_WHAT YOU NEED TO DO_
Write out the entries verbatim and leave the images out of the copy.

######

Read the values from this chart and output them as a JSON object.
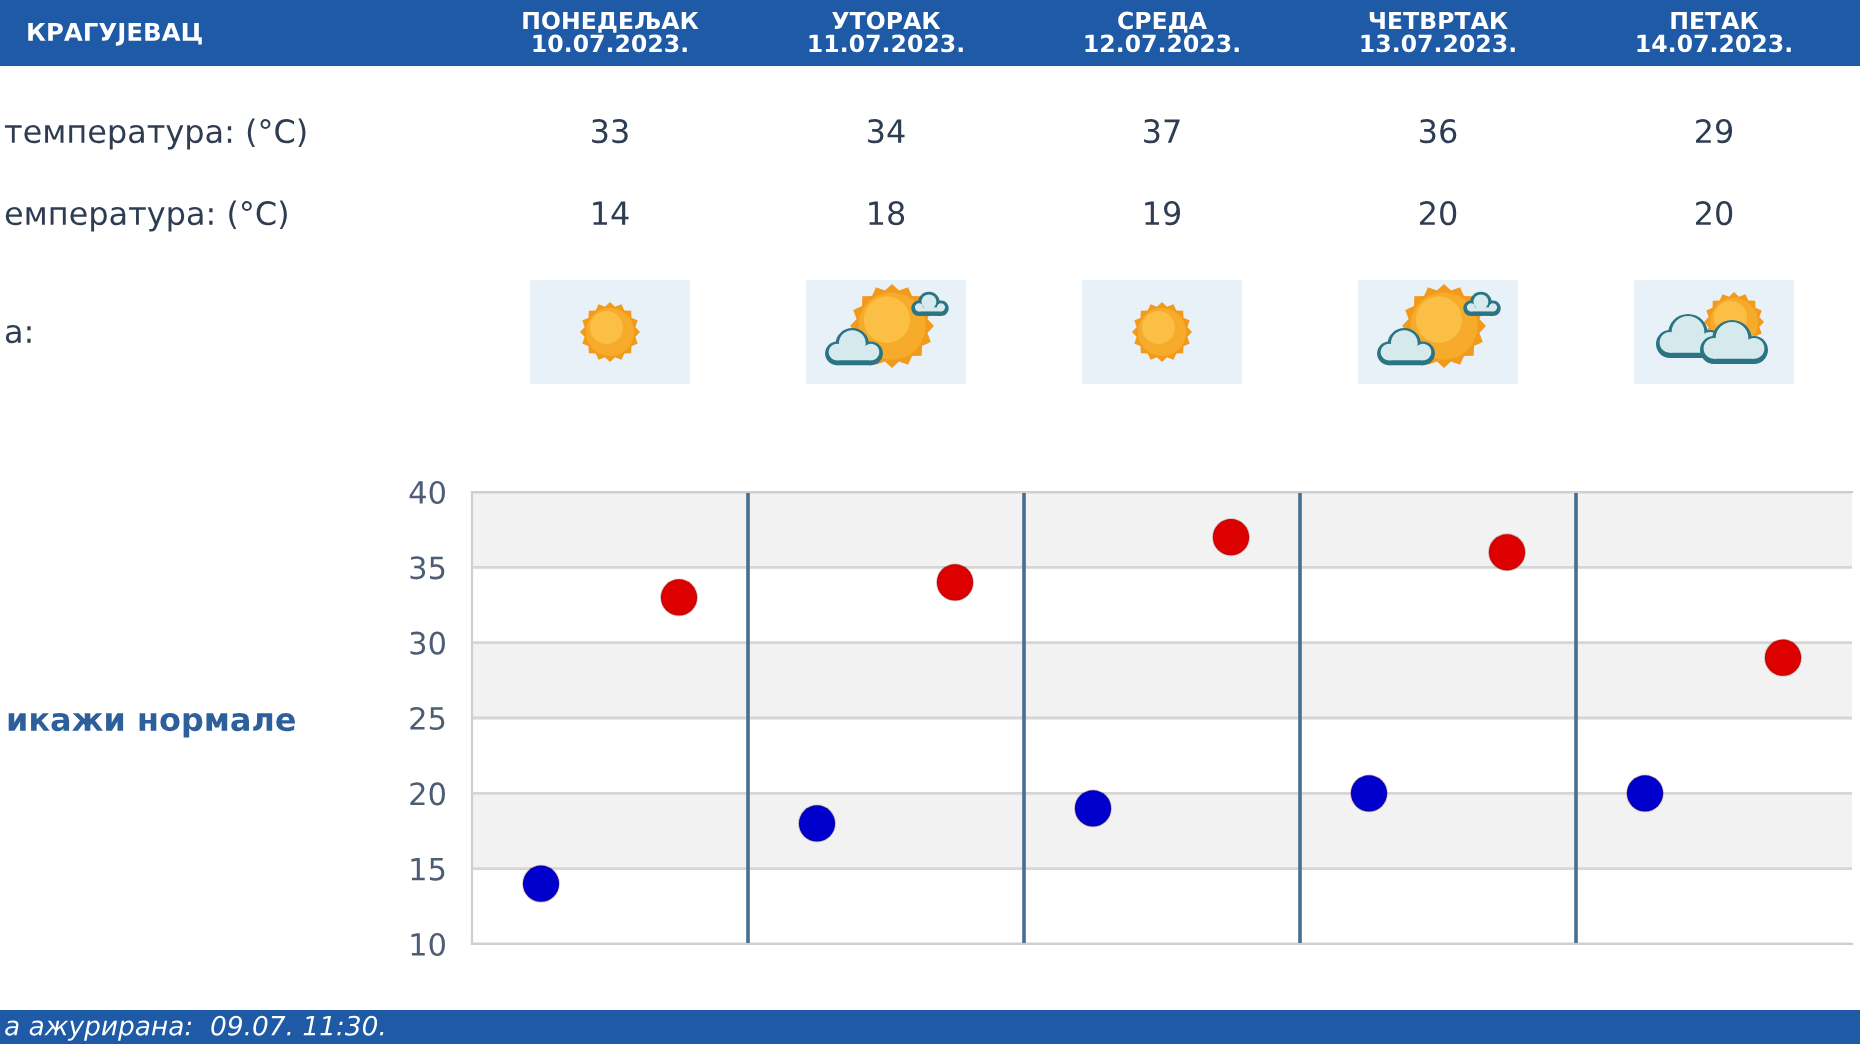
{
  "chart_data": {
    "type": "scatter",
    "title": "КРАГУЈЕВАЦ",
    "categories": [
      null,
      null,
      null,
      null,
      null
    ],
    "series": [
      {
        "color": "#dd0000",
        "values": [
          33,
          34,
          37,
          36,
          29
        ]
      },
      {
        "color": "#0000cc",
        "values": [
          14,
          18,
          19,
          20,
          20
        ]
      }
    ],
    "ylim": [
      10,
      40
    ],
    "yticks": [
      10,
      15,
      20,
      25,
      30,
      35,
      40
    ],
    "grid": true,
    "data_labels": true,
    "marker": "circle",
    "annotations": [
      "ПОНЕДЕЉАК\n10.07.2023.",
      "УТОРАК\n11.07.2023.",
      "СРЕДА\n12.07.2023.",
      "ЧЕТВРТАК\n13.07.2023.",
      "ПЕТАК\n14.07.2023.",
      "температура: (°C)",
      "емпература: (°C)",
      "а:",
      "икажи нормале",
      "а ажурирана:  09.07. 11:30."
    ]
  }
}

######

_RESPONSE_
Read the values from this chart and output them as a JSON object.
{
  "chart_data": {
    "type": "scatter",
    "title": "КРАГУЈЕВАЦ",
    "categories": [
      null,
      null,
      null,
      null,
      null
    ],
    "series": [
      {
        "color": "#dd0000",
        "values": [
          33,
          34,
          37,
          36,
          29
        ]
      },
      {
        "color": "#0000cc",
        "values": [
          14,
          18,
          19,
          20,
          20
        ]
      }
    ],
    "ylim": [
      10,
      40
    ],
    "yticks": [
      10,
      15,
      20,
      25,
      30,
      35,
      40
    ],
    "grid": true,
    "data_labels": true,
    "marker": "circle",
    "annotations": [
      "ПОНЕДЕЉАК\n10.07.2023.",
      "УТОРАК\n11.07.2023.",
      "СРЕДА\n12.07.2023.",
      "ЧЕТВРТАК\n13.07.2023.",
      "ПЕТАК\n14.07.2023.",
      "температура: (°C)",
      "емпература: (°C)",
      "а:",
      "икажи нормале",
      "а ажурирана:  09.07. 11:30."
    ]
  }
}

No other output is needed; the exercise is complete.